Transcribe every entry word for word. Skip the pictures.

---------- SUPPLIED RECORDS

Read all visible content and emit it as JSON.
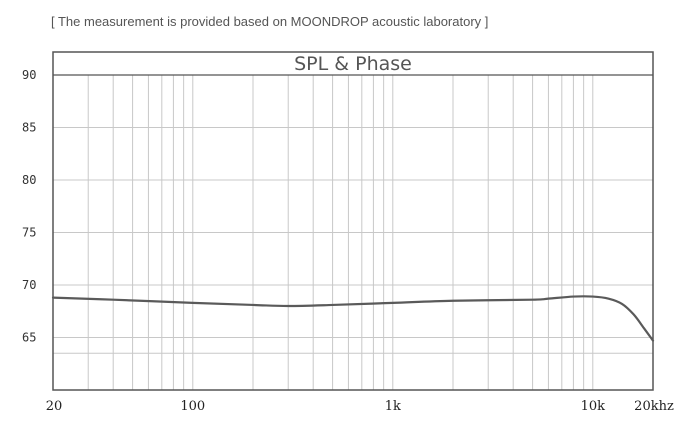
{
  "header": {
    "note": "[ The measurement is provided based on MOONDROP acoustic laboratory ]"
  },
  "colors": {
    "curve": "#5a5a5a",
    "grid": "#c8c8c8",
    "frame": "#555555"
  },
  "chart_data": {
    "type": "line",
    "title": "SPL & Phase",
    "xlabel": "",
    "ylabel": "",
    "x_scale": "log",
    "xlim": [
      20,
      20000
    ],
    "ylim": [
      60,
      90
    ],
    "grid": true,
    "x_ticks": [
      {
        "value": 20,
        "label": "20"
      },
      {
        "value": 100,
        "label": "100"
      },
      {
        "value": 1000,
        "label": "1k"
      },
      {
        "value": 10000,
        "label": "10k"
      },
      {
        "value": 20000,
        "label": "20khz"
      }
    ],
    "y_ticks": [
      {
        "value": 90,
        "label": "90"
      },
      {
        "value": 85,
        "label": "85"
      },
      {
        "value": 80,
        "label": "80"
      },
      {
        "value": 75,
        "label": "75"
      },
      {
        "value": 70,
        "label": "70"
      },
      {
        "value": 65,
        "label": "65"
      }
    ],
    "x_grid": [
      20,
      30,
      40,
      50,
      60,
      70,
      80,
      90,
      100,
      200,
      300,
      400,
      500,
      600,
      700,
      800,
      900,
      1000,
      2000,
      3000,
      4000,
      5000,
      6000,
      7000,
      8000,
      9000,
      10000,
      20000
    ],
    "y_grid": [
      90,
      85,
      80,
      75,
      70,
      65,
      63.5,
      60
    ],
    "series": [
      {
        "name": "",
        "x": [
          20,
          40,
          100,
          200,
          300,
          500,
          1000,
          2000,
          5000,
          6000,
          8000,
          10000,
          12000,
          14000,
          16000,
          18000,
          20000
        ],
        "y": [
          68.8,
          68.6,
          68.3,
          68.1,
          68.0,
          68.1,
          68.3,
          68.5,
          68.6,
          68.7,
          68.9,
          68.9,
          68.7,
          68.2,
          67.2,
          65.9,
          64.7
        ]
      }
    ]
  }
}
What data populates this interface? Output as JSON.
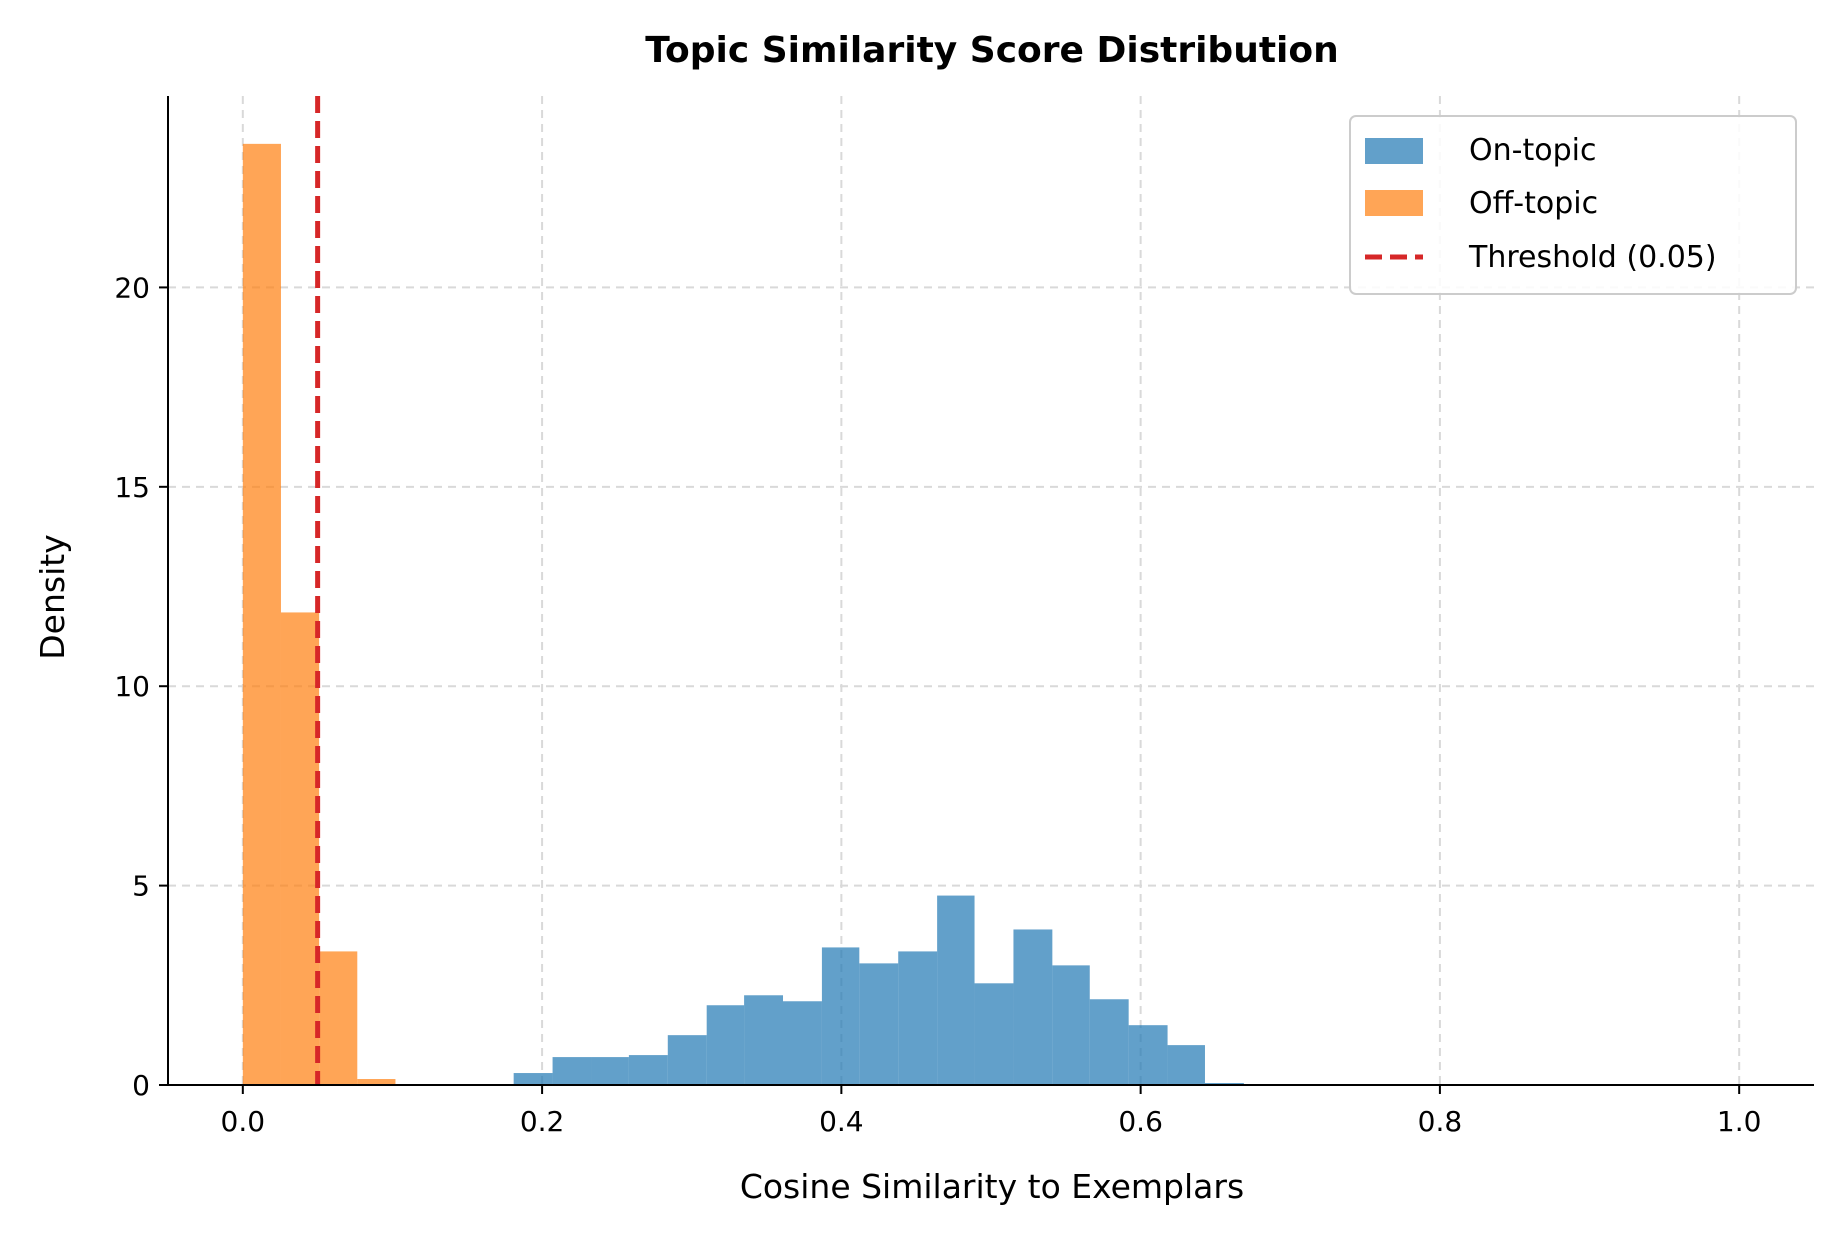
{
  "chart_data": {
    "type": "bar",
    "subtype": "histogram",
    "title": "Topic Similarity Score Distribution",
    "xlabel": "Cosine Similarity to Exemplars",
    "ylabel": "Density",
    "xlim": [
      -0.05,
      1.05
    ],
    "ylim": [
      0,
      24.8
    ],
    "x_ticks": [
      0.0,
      0.2,
      0.4,
      0.6,
      0.8,
      1.0
    ],
    "x_tick_labels": [
      "0.0",
      "0.2",
      "0.4",
      "0.6",
      "0.8",
      "1.0"
    ],
    "y_ticks": [
      0,
      5,
      10,
      15,
      20
    ],
    "y_tick_labels": [
      "0",
      "5",
      "10",
      "15",
      "20"
    ],
    "grid": true,
    "legend_position": "top-right",
    "series": [
      {
        "name": "On-topic",
        "color": "#1f77b4",
        "opacity": 0.7,
        "bins": [
          {
            "x0": 0.181,
            "x1": 0.207,
            "value": 0.3
          },
          {
            "x0": 0.207,
            "x1": 0.233,
            "value": 0.7
          },
          {
            "x0": 0.233,
            "x1": 0.258,
            "value": 0.7
          },
          {
            "x0": 0.258,
            "x1": 0.284,
            "value": 0.75
          },
          {
            "x0": 0.284,
            "x1": 0.31,
            "value": 1.25
          },
          {
            "x0": 0.31,
            "x1": 0.335,
            "value": 2.0
          },
          {
            "x0": 0.335,
            "x1": 0.361,
            "value": 2.25
          },
          {
            "x0": 0.361,
            "x1": 0.387,
            "value": 2.1
          },
          {
            "x0": 0.387,
            "x1": 0.412,
            "value": 3.45
          },
          {
            "x0": 0.412,
            "x1": 0.438,
            "value": 3.05
          },
          {
            "x0": 0.438,
            "x1": 0.464,
            "value": 3.35
          },
          {
            "x0": 0.464,
            "x1": 0.489,
            "value": 4.75
          },
          {
            "x0": 0.489,
            "x1": 0.515,
            "value": 2.55
          },
          {
            "x0": 0.515,
            "x1": 0.541,
            "value": 3.9
          },
          {
            "x0": 0.541,
            "x1": 0.566,
            "value": 3.0
          },
          {
            "x0": 0.566,
            "x1": 0.592,
            "value": 2.15
          },
          {
            "x0": 0.592,
            "x1": 0.618,
            "value": 1.5
          },
          {
            "x0": 0.618,
            "x1": 0.643,
            "value": 1.0
          },
          {
            "x0": 0.643,
            "x1": 0.669,
            "value": 0.05
          }
        ]
      },
      {
        "name": "Off-topic",
        "color": "#ff7f0e",
        "opacity": 0.7,
        "bins": [
          {
            "x0": 0.0,
            "x1": 0.0255,
            "value": 23.6
          },
          {
            "x0": 0.0255,
            "x1": 0.051,
            "value": 11.85
          },
          {
            "x0": 0.051,
            "x1": 0.0765,
            "value": 3.35
          },
          {
            "x0": 0.0765,
            "x1": 0.102,
            "value": 0.15
          }
        ]
      }
    ],
    "reference_lines": [
      {
        "name": "Threshold (0.05)",
        "x": 0.05,
        "color": "#d62728",
        "style": "dashed"
      }
    ]
  }
}
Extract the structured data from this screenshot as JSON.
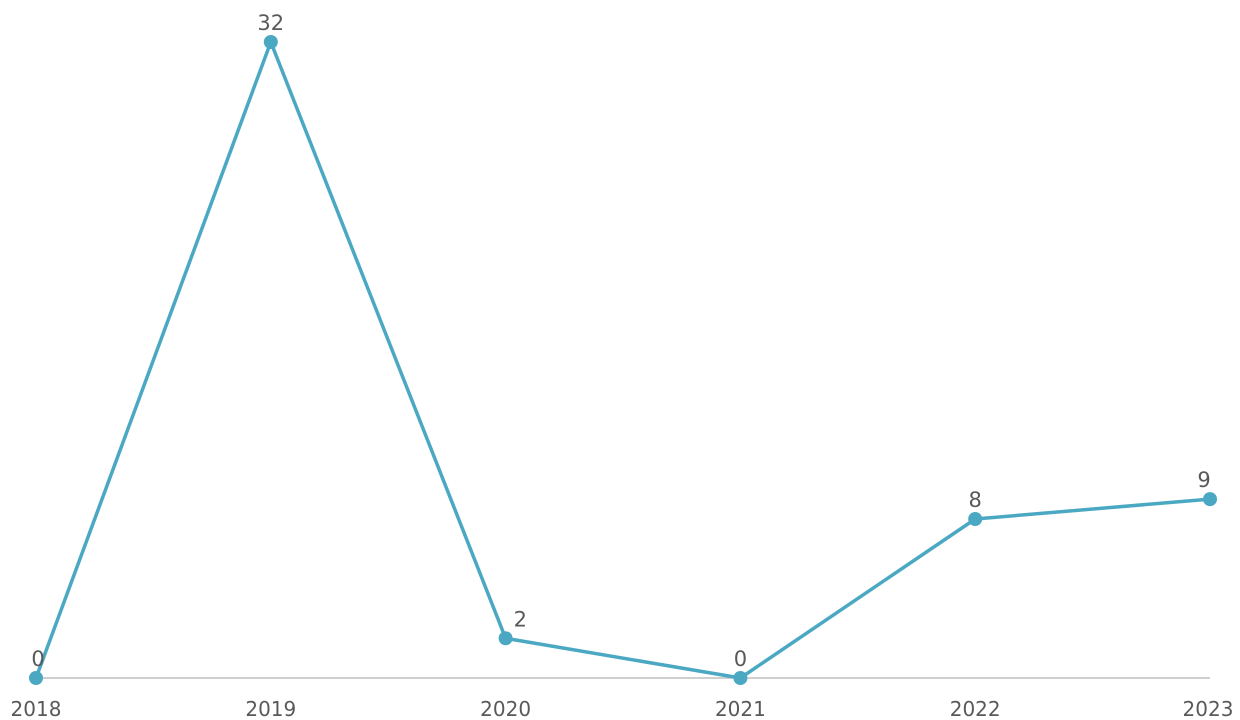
{
  "chart_data": {
    "type": "line",
    "title": "",
    "xlabel": "",
    "ylabel": "",
    "categories": [
      "2018",
      "2019",
      "2020",
      "2021",
      "2022",
      "2023"
    ],
    "series": [
      {
        "values": [
          0,
          32,
          2,
          0,
          8,
          9
        ],
        "color": "#4BA8C3"
      }
    ],
    "ylim": [
      0,
      32
    ],
    "grid": false,
    "legend": "none",
    "data_labels": true,
    "axis_color": "#BFBFBF",
    "text_color": "#595959"
  }
}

--------------------

▶ ANSWER FOR THIS EXERCISE:
Read all visible content and emit it as JSON.
{
  "header": {
    "note": "[ The measurement is provided based on MOONDROP acoustic laboratory ]"
  },
  "colors": {
    "curve": "#5a5a5a",
    "grid": "#c8c8c8",
    "frame": "#555555"
  },
  "chart_data": {
    "type": "line",
    "title": "SPL & Phase",
    "xlabel": "",
    "ylabel": "",
    "x_scale": "log",
    "xlim": [
      20,
      20000
    ],
    "ylim": [
      60,
      90
    ],
    "grid": true,
    "x_ticks": [
      {
        "value": 20,
        "label": "20"
      },
      {
        "value": 100,
        "label": "100"
      },
      {
        "value": 1000,
        "label": "1k"
      },
      {
        "value": 10000,
        "label": "10k"
      },
      {
        "value": 20000,
        "label": "20khz"
      }
    ],
    "y_ticks": [
      {
        "value": 90,
        "label": "90"
      },
      {
        "value": 85,
        "label": "85"
      },
      {
        "value": 80,
        "label": "80"
      },
      {
        "value": 75,
        "label": "75"
      },
      {
        "value": 70,
        "label": "70"
      },
      {
        "value": 65,
        "label": "65"
      }
    ],
    "x_grid": [
      20,
      30,
      40,
      50,
      60,
      70,
      80,
      90,
      100,
      200,
      300,
      400,
      500,
      600,
      700,
      800,
      900,
      1000,
      2000,
      3000,
      4000,
      5000,
      6000,
      7000,
      8000,
      9000,
      10000,
      20000
    ],
    "y_grid": [
      90,
      85,
      80,
      75,
      70,
      65,
      63.5,
      60
    ],
    "series": [
      {
        "name": "",
        "x": [
          20,
          40,
          100,
          200,
          300,
          500,
          1000,
          2000,
          5000,
          6000,
          8000,
          10000,
          12000,
          14000,
          16000,
          18000,
          20000
        ],
        "y": [
          68.8,
          68.6,
          68.3,
          68.1,
          68.0,
          68.1,
          68.3,
          68.5,
          68.6,
          68.7,
          68.9,
          68.9,
          68.7,
          68.2,
          67.2,
          65.9,
          64.7
        ]
      }
    ]
  }
}
What data populates this interface? Output as JSON.
{
  "chart_data": {
    "type": "bar",
    "subtype": "histogram",
    "title": "Topic Similarity Score Distribution",
    "xlabel": "Cosine Similarity to Exemplars",
    "ylabel": "Density",
    "xlim": [
      -0.05,
      1.05
    ],
    "ylim": [
      0,
      24.8
    ],
    "x_ticks": [
      0.0,
      0.2,
      0.4,
      0.6,
      0.8,
      1.0
    ],
    "x_tick_labels": [
      "0.0",
      "0.2",
      "0.4",
      "0.6",
      "0.8",
      "1.0"
    ],
    "y_ticks": [
      0,
      5,
      10,
      15,
      20
    ],
    "y_tick_labels": [
      "0",
      "5",
      "10",
      "15",
      "20"
    ],
    "grid": true,
    "legend_position": "top-right",
    "series": [
      {
        "name": "On-topic",
        "color": "#1f77b4",
        "opacity": 0.7,
        "bins": [
          {
            "x0": 0.181,
            "x1": 0.207,
            "value": 0.3
          },
          {
            "x0": 0.207,
            "x1": 0.233,
            "value": 0.7
          },
          {
            "x0": 0.233,
            "x1": 0.258,
            "value": 0.7
          },
          {
            "x0": 0.258,
            "x1": 0.284,
            "value": 0.75
          },
          {
            "x0": 0.284,
            "x1": 0.31,
            "value": 1.25
          },
          {
            "x0": 0.31,
            "x1": 0.335,
            "value": 2.0
          },
          {
            "x0": 0.335,
            "x1": 0.361,
            "value": 2.25
          },
          {
            "x0": 0.361,
            "x1": 0.387,
            "value": 2.1
          },
          {
            "x0": 0.387,
            "x1": 0.412,
            "value": 3.45
          },
          {
            "x0": 0.412,
            "x1": 0.438,
            "value": 3.05
          },
          {
            "x0": 0.438,
            "x1": 0.464,
            "value": 3.35
          },
          {
            "x0": 0.464,
            "x1": 0.489,
            "value": 4.75
          },
          {
            "x0": 0.489,
            "x1": 0.515,
            "value": 2.55
          },
          {
            "x0": 0.515,
            "x1": 0.541,
            "value": 3.9
          },
          {
            "x0": 0.541,
            "x1": 0.566,
            "value": 3.0
          },
          {
            "x0": 0.566,
            "x1": 0.592,
            "value": 2.15
          },
          {
            "x0": 0.592,
            "x1": 0.618,
            "value": 1.5
          },
          {
            "x0": 0.618,
            "x1": 0.643,
            "value": 1.0
          },
          {
            "x0": 0.643,
            "x1": 0.669,
            "value": 0.05
          }
        ]
      },
      {
        "name": "Off-topic",
        "color": "#ff7f0e",
        "opacity": 0.7,
        "bins": [
          {
            "x0": 0.0,
            "x1": 0.0255,
            "value": 23.6
          },
          {
            "x0": 0.0255,
            "x1": 0.051,
            "value": 11.85
          },
          {
            "x0": 0.051,
            "x1": 0.0765,
            "value": 3.35
          },
          {
            "x0": 0.0765,
            "x1": 0.102,
            "value": 0.15
          }
        ]
      }
    ],
    "reference_lines": [
      {
        "name": "Threshold (0.05)",
        "x": 0.05,
        "color": "#d62728",
        "style": "dashed"
      }
    ]
  }
}
Extract the structured data from this screenshot as JSON.
{
  "chart_data": {
    "type": "line",
    "title": "",
    "xlabel": "",
    "ylabel": "",
    "categories": [
      "2018",
      "2019",
      "2020",
      "2021",
      "2022",
      "2023"
    ],
    "series": [
      {
        "values": [
          0,
          32,
          2,
          0,
          8,
          9
        ],
        "color": "#4BA8C3"
      }
    ],
    "ylim": [
      0,
      32
    ],
    "grid": false,
    "legend": "none",
    "data_labels": true,
    "axis_color": "#BFBFBF",
    "text_color": "#595959"
  }
}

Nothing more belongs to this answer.